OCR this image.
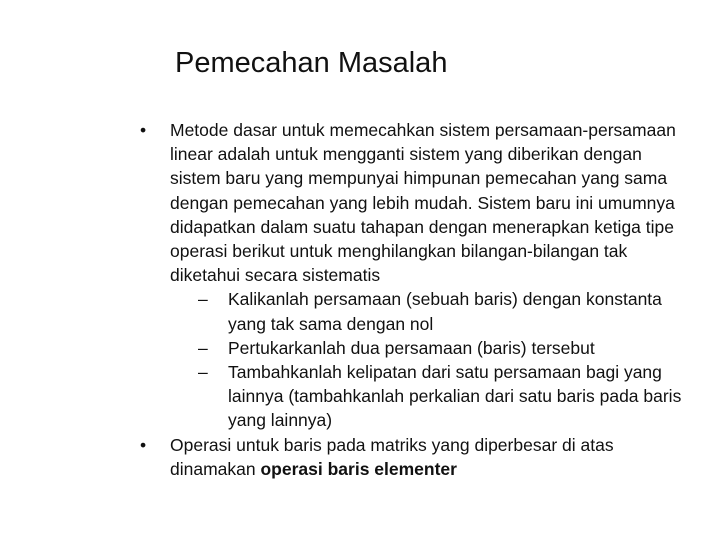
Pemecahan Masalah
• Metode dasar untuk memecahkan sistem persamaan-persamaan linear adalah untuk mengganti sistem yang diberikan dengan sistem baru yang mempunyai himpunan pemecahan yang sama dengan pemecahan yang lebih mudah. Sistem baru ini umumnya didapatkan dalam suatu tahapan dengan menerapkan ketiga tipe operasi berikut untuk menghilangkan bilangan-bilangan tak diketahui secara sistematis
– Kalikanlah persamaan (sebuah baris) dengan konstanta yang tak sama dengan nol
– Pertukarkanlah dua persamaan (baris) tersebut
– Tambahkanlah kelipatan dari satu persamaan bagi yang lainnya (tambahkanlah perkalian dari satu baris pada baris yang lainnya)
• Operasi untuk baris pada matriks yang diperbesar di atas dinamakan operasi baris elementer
•••••
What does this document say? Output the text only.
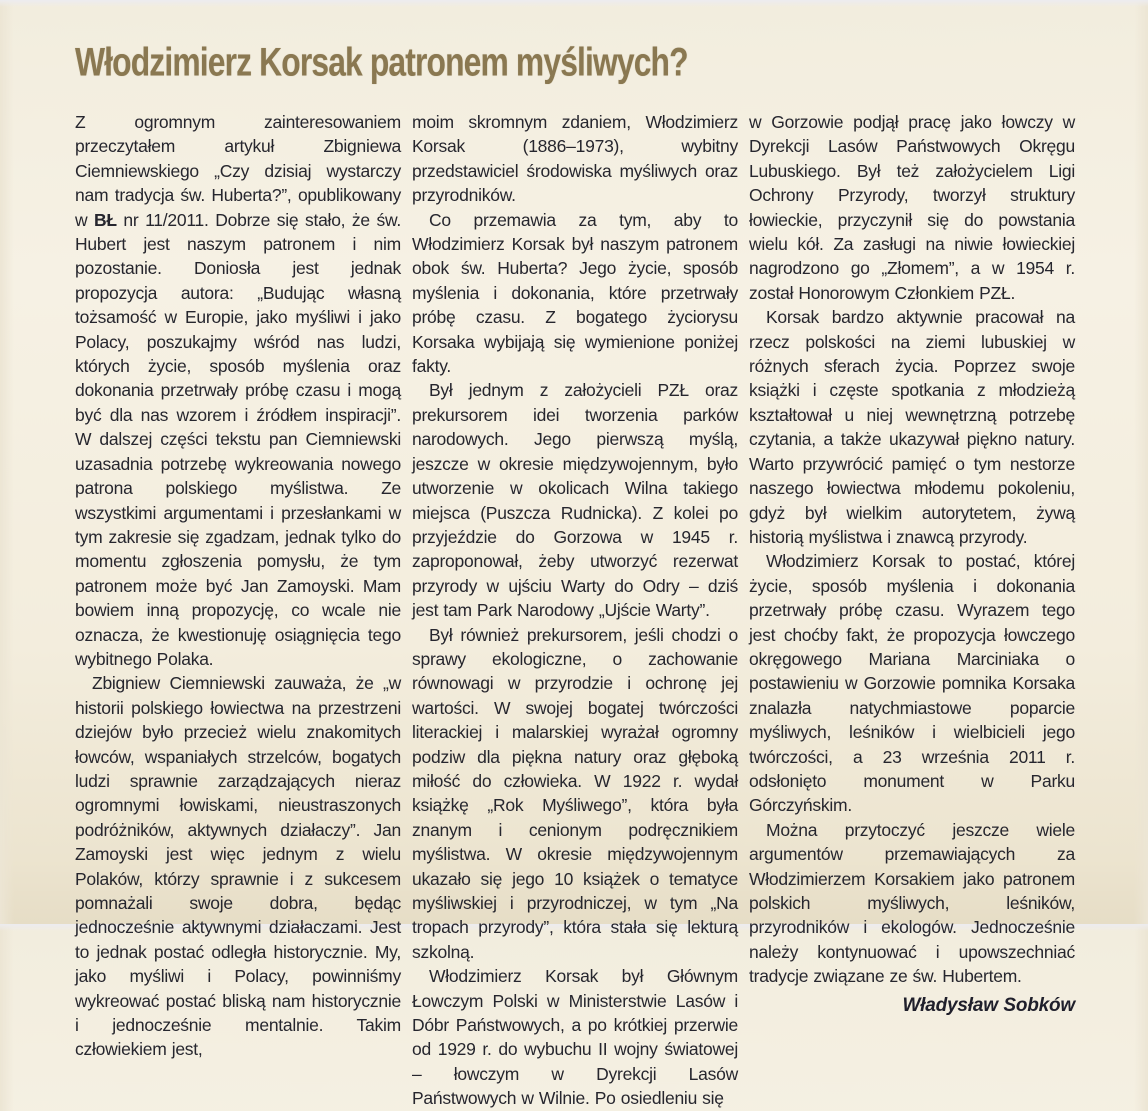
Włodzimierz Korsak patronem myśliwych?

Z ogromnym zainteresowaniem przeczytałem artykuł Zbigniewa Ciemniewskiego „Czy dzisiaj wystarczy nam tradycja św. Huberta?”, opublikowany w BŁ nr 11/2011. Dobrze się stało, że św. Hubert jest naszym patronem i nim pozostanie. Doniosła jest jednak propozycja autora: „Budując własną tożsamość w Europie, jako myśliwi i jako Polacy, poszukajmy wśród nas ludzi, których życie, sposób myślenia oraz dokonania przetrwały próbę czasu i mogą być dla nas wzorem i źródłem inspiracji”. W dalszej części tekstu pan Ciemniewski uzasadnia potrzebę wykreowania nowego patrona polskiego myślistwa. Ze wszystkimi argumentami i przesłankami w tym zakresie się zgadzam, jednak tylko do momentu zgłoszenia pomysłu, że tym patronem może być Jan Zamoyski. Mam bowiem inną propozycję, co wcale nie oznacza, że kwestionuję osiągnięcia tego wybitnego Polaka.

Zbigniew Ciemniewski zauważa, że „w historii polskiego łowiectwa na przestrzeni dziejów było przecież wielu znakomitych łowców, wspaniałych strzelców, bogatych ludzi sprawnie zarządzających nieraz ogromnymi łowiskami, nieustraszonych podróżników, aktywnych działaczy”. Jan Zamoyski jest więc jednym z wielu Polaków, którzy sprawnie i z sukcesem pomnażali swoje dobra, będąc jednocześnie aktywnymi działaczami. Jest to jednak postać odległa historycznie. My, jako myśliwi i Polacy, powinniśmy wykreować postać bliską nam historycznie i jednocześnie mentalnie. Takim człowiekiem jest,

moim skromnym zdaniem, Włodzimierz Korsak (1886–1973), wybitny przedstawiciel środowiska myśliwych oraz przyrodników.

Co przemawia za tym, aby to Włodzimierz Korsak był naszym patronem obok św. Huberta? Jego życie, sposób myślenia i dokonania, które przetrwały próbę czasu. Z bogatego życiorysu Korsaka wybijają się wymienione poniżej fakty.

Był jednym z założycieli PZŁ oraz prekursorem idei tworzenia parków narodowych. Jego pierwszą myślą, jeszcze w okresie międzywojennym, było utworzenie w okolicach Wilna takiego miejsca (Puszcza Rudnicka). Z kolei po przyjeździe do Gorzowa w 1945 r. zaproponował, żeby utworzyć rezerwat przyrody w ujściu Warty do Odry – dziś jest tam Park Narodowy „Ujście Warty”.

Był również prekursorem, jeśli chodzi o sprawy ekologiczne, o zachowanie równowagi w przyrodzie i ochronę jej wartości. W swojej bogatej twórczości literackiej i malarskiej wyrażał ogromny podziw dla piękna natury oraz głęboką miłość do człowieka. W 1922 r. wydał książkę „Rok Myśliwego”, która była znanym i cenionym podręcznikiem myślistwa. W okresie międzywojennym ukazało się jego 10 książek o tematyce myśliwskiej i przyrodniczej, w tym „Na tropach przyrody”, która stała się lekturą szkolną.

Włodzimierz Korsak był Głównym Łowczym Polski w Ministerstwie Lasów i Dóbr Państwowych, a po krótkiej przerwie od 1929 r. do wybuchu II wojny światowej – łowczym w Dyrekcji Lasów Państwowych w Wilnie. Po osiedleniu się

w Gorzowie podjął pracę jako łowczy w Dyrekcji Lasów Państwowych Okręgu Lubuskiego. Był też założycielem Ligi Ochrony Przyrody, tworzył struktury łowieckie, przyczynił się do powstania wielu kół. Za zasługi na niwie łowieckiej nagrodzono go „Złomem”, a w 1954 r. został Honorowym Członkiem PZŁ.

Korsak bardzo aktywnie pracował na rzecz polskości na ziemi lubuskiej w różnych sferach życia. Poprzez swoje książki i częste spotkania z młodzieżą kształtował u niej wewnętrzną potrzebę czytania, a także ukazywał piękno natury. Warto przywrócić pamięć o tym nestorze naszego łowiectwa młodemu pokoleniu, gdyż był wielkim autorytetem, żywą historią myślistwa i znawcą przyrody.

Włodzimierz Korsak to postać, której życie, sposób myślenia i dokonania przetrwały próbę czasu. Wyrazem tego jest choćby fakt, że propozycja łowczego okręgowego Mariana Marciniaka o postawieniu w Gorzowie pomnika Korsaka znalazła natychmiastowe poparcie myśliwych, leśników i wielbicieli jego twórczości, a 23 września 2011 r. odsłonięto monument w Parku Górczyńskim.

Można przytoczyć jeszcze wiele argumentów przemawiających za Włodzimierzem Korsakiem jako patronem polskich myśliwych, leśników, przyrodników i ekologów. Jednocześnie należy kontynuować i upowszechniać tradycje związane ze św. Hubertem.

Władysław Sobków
•••••
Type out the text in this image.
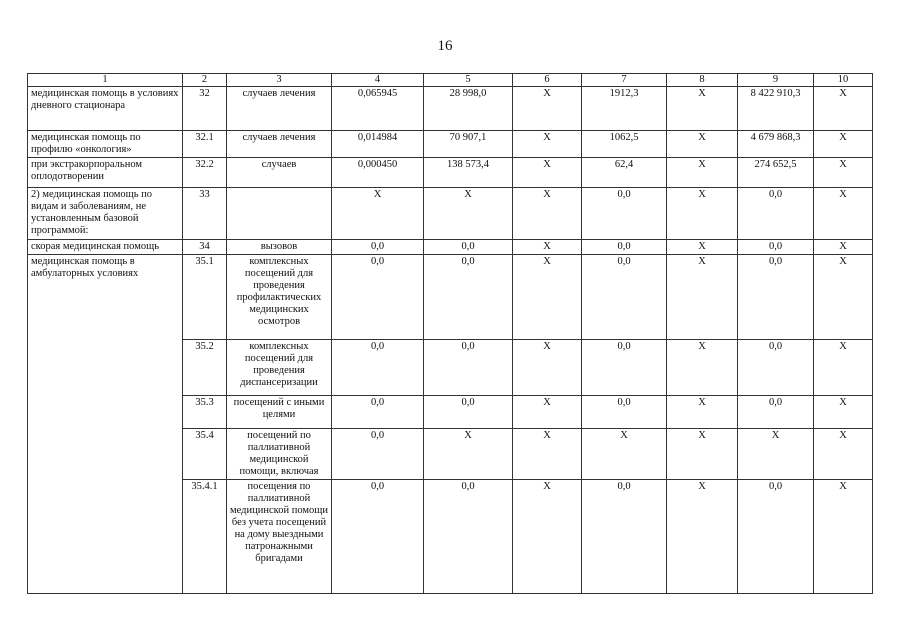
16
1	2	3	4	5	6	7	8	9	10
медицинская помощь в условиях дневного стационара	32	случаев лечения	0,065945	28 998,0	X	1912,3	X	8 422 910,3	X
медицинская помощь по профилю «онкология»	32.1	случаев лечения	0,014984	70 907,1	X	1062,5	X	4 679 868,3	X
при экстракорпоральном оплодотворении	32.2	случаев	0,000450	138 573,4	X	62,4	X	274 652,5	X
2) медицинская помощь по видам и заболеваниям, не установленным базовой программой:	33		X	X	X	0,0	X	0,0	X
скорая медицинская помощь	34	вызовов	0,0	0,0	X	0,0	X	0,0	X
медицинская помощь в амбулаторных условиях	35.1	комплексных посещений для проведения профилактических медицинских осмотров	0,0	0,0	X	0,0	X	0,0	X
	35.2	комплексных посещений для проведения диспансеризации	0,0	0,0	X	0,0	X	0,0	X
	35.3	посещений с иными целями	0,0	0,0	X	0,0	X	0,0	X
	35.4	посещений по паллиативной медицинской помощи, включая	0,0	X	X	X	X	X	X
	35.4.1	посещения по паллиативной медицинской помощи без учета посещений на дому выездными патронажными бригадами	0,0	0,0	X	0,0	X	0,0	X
•••••
WHAT YOU HAVE TO DO: Show every line from the entries above in which the word "this" appears.

THE RESULT:
OCR this image.
What does this document say? Output the text only.
Type out the text in this image.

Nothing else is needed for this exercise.